▸ **JOB**
Records follow. Pull out every line that contains "عليه".

▸ **Entries taken from a collection**
========================================================================

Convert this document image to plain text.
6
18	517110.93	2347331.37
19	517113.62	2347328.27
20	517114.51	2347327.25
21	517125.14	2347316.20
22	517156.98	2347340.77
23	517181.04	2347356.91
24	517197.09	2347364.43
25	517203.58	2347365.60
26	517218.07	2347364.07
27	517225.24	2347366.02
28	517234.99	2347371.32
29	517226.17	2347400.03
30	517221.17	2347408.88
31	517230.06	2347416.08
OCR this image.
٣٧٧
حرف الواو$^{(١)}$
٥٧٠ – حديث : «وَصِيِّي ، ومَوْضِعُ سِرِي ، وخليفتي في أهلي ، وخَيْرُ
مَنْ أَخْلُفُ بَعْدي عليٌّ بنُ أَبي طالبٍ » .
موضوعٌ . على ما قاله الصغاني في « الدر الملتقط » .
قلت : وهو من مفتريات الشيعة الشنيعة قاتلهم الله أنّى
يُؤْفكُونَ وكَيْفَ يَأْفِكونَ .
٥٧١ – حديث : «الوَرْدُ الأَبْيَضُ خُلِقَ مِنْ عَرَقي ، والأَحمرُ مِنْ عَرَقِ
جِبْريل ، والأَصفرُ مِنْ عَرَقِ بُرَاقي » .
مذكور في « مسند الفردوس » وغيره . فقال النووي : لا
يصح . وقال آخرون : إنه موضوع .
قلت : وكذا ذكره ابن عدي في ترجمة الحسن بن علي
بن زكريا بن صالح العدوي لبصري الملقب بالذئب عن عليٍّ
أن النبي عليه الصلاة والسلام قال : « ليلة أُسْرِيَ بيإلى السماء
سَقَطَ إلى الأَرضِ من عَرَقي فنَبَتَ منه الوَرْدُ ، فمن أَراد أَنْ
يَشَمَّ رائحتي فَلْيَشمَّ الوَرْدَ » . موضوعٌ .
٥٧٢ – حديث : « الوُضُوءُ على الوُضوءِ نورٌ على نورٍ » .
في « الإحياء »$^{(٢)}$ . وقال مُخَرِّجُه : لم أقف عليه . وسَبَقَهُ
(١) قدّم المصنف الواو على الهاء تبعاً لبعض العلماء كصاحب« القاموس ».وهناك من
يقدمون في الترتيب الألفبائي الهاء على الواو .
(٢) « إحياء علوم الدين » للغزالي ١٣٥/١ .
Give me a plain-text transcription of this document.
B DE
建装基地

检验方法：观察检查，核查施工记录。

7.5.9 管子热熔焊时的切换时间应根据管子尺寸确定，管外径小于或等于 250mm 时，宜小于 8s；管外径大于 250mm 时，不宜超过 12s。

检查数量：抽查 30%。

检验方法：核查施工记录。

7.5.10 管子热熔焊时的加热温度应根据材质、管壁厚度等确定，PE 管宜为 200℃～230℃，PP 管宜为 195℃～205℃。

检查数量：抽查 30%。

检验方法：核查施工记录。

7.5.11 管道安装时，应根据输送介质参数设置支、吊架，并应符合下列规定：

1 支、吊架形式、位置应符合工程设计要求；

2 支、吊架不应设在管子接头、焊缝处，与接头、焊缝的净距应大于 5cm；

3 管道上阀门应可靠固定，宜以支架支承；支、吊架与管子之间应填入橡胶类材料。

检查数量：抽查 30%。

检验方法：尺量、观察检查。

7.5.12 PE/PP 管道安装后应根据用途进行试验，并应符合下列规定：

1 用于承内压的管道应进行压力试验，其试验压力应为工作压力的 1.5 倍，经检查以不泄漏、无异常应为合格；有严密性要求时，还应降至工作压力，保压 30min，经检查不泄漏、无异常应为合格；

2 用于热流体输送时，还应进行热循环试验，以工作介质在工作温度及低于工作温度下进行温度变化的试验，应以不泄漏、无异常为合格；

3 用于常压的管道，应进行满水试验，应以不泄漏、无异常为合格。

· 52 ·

========================================================================

▸ **SOLUTION TO THIS TASK**
أن النبي عليه الصلاة والسلام قال : « ليلة أُسْرِيَ بيإلى السماء
في « الإحياء »$^{(٢)}$ . وقال مُخَرِّجُه : لم أقف عليه . وسَبَقَهُ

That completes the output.